# Materials provided start

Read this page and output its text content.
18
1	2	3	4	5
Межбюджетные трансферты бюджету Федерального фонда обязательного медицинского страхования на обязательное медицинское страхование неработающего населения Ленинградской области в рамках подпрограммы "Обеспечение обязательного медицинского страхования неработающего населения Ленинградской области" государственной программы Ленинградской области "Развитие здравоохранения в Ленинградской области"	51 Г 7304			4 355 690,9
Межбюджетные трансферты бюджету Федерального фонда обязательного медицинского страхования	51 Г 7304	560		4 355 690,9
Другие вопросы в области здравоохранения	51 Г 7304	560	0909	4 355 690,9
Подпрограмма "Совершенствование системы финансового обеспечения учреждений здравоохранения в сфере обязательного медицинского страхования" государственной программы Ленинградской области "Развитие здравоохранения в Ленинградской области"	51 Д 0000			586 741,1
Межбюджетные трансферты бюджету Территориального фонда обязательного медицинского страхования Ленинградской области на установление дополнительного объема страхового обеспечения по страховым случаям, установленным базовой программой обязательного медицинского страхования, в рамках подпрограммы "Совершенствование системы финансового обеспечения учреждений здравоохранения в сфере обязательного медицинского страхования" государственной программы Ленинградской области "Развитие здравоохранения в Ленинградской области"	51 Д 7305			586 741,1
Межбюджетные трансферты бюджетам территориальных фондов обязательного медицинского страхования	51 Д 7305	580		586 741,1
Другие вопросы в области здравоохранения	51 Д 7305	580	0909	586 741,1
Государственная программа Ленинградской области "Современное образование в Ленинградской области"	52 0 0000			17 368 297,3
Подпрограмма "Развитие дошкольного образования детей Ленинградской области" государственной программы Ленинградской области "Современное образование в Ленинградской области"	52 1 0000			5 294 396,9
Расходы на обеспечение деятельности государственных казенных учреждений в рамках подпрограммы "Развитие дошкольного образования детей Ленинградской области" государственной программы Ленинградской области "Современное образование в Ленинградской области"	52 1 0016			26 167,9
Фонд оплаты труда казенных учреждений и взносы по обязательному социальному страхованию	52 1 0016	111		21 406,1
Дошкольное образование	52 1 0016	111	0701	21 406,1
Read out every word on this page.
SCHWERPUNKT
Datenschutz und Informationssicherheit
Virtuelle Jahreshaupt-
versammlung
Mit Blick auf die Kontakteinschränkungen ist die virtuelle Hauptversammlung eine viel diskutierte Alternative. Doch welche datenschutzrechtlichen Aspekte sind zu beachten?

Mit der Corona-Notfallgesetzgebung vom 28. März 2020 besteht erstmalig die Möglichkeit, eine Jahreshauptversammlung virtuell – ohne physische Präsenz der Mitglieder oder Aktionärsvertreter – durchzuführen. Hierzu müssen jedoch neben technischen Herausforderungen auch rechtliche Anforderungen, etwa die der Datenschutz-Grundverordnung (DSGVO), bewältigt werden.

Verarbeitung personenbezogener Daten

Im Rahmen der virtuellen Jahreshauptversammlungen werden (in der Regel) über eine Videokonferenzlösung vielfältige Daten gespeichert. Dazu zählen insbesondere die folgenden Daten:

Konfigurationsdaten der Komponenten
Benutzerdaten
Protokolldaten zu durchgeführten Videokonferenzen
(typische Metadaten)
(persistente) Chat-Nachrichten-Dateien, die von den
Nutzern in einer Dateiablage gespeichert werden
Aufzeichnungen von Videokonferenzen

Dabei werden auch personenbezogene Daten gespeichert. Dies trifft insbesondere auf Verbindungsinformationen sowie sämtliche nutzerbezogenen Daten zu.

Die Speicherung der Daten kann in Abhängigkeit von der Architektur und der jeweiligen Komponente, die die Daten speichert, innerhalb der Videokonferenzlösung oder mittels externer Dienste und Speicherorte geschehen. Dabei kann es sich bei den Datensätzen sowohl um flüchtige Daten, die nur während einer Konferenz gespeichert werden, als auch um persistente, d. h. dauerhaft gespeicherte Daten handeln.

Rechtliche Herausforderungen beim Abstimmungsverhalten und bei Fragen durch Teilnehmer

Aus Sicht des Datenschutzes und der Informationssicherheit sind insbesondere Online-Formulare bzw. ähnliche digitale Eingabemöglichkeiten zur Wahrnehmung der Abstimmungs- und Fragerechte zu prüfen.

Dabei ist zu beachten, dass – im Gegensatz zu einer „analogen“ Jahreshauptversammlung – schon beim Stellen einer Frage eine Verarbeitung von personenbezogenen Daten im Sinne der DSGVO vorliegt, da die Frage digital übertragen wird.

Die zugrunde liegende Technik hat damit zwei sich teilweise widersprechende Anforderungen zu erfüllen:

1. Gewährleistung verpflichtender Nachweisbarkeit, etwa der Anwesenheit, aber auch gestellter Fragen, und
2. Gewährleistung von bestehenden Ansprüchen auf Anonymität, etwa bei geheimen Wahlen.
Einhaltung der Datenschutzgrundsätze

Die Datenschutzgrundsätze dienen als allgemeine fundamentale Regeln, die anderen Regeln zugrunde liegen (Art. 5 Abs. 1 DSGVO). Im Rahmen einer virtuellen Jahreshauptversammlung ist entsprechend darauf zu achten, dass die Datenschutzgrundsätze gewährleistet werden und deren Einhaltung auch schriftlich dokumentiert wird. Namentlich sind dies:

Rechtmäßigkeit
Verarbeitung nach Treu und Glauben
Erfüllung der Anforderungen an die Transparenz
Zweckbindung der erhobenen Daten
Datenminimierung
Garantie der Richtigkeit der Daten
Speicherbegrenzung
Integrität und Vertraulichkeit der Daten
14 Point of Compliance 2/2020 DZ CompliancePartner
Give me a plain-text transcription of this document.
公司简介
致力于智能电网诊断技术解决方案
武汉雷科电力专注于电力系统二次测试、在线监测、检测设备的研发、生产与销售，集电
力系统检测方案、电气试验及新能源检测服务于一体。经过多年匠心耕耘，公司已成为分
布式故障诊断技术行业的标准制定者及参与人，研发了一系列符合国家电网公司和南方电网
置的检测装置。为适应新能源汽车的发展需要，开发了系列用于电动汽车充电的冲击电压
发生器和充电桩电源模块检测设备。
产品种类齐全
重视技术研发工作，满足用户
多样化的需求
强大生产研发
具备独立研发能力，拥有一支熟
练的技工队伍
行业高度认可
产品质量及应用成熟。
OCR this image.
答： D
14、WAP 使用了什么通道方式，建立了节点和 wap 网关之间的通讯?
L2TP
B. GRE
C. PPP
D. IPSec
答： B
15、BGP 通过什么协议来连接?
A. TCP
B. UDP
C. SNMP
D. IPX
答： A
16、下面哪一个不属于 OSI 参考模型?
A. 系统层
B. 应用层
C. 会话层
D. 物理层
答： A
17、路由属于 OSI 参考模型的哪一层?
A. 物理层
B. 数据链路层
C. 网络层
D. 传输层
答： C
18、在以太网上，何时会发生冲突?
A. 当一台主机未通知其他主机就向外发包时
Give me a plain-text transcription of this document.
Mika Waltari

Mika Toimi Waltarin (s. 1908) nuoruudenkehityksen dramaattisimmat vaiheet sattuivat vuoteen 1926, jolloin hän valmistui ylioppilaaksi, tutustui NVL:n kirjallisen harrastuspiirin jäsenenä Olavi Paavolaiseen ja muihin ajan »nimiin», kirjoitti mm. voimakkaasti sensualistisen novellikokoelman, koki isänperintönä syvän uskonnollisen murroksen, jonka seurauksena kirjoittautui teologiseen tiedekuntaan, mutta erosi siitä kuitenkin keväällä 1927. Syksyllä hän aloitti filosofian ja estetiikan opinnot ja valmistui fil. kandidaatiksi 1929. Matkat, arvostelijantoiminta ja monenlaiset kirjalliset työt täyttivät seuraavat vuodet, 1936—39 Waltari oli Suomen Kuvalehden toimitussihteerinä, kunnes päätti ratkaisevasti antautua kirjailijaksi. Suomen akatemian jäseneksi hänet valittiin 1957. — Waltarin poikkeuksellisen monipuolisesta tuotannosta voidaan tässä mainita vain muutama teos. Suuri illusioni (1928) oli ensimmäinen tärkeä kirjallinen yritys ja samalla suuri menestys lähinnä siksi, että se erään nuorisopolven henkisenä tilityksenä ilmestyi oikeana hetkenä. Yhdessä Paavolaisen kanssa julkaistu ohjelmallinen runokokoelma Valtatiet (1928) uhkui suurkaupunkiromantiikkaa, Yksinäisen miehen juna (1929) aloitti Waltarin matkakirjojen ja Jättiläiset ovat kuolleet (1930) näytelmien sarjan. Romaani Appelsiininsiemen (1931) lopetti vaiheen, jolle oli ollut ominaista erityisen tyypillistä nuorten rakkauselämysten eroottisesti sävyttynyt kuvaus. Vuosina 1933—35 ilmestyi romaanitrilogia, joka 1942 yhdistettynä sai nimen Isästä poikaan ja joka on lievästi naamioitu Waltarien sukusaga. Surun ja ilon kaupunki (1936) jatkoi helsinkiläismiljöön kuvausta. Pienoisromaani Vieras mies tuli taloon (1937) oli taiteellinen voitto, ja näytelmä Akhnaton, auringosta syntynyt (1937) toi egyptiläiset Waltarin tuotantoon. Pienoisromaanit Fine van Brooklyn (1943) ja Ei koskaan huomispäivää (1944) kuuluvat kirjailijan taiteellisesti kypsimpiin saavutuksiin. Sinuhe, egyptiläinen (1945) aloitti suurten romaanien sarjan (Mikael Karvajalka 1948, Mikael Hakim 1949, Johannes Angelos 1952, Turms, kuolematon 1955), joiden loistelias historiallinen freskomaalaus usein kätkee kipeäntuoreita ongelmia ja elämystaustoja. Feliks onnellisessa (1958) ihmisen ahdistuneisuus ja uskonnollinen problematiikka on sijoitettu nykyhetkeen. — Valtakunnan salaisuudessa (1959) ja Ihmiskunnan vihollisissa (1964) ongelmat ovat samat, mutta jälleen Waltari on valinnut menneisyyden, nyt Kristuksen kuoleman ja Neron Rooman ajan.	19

# Materials provided end

- Set exercise:
Keep only the lines that hold the string "beim", and copy them out.

- Result:
Rechtliche Herausforderungen beim Abstimmungsverhalten und bei Fragen durch Teilnehmer
Dabei ist zu beachten, dass – im Gegensatz zu einer „analogen“ Jahreshauptversammlung – schon beim Stellen einer Frage eine Verarbeitung von personenbezogenen Daten im Sinne der DSGVO vorliegt, da die Frage digital übertragen wird.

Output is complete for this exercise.